- [Materials provided]:
▬▬▬▬▬▬▬▬▬▬
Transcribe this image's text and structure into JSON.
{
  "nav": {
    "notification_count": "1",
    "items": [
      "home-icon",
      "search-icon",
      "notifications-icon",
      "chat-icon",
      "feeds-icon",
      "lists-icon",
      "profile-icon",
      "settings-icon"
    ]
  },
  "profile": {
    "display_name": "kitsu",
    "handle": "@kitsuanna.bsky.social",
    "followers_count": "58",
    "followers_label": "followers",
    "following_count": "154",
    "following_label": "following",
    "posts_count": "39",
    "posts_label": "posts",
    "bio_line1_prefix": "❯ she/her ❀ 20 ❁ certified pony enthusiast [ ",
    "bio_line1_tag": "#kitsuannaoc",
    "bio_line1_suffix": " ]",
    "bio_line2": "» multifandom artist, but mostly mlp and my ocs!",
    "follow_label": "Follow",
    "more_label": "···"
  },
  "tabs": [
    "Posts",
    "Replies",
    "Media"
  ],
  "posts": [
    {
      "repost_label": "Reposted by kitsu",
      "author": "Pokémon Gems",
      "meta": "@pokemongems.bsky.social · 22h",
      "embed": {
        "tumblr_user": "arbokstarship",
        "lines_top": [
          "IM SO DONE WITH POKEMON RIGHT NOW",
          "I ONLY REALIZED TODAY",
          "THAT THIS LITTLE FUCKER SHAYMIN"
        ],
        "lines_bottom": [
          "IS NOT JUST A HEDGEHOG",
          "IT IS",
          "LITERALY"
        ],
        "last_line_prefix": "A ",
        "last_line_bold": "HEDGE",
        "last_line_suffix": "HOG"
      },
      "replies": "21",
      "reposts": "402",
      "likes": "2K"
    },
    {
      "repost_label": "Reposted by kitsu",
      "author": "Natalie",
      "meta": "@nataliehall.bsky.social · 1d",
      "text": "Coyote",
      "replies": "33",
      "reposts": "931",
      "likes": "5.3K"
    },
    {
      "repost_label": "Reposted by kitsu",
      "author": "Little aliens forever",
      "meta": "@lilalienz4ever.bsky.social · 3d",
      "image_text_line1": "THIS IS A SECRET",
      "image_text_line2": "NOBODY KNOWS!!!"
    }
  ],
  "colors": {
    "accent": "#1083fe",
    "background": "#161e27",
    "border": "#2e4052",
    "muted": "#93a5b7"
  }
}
▬▬▬▬▬▬▬▬▬▬
Repeat all of the records above exactly as written.

Transcribe this image's text and structure into JSON.
{
  "nav": {
    "notification_count": "1",
    "items": [
      "home-icon",
      "search-icon",
      "notifications-icon",
      "chat-icon",
      "feeds-icon",
      "lists-icon",
      "profile-icon",
      "settings-icon"
    ]
  },
  "profile": {
    "display_name": "kitsu",
    "handle": "@kitsuanna.bsky.social",
    "followers_count": "58",
    "followers_label": "followers",
    "following_count": "154",
    "following_label": "following",
    "posts_count": "39",
    "posts_label": "posts",
    "bio_line1_prefix": "❯ she/her ❀ 20 ❁ certified pony enthusiast [ ",
    "bio_line1_tag": "#kitsuannaoc",
    "bio_line1_suffix": " ]",
    "bio_line2": "» multifandom artist, but mostly mlp and my ocs!",
    "follow_label": "Follow",
    "more_label": "···"
  },
  "tabs": [
    "Posts",
    "Replies",
    "Media"
  ],
  "posts": [
    {
      "repost_label": "Reposted by kitsu",
      "author": "Pokémon Gems",
      "meta": "@pokemongems.bsky.social · 22h",
      "embed": {
        "tumblr_user": "arbokstarship",
        "lines_top": [
          "IM SO DONE WITH POKEMON RIGHT NOW",
          "I ONLY REALIZED TODAY",
          "THAT THIS LITTLE FUCKER SHAYMIN"
        ],
        "lines_bottom": [
          "IS NOT JUST A HEDGEHOG",
          "IT IS",
          "LITERALY"
        ],
        "last_line_prefix": "A ",
        "last_line_bold": "HEDGE",
        "last_line_suffix": "HOG"
      },
      "replies": "21",
      "reposts": "402",
      "likes": "2K"
    },
    {
      "repost_label": "Reposted by kitsu",
      "author": "Natalie",
      "meta": "@nataliehall.bsky.social · 1d",
      "text": "Coyote",
      "replies": "33",
      "reposts": "931",
      "likes": "5.3K"
    },
    {
      "repost_label": "Reposted by kitsu",
      "author": "Little aliens forever",
      "meta": "@lilalienz4ever.bsky.social · 3d",
      "image_text_line1": "THIS IS A SECRET",
      "image_text_line2": "NOBODY KNOWS!!!"
    }
  ],
  "colors": {
    "accent": "#1083fe",
    "background": "#161e27",
    "border": "#2e4052",
    "muted": "#93a5b7"
  }
}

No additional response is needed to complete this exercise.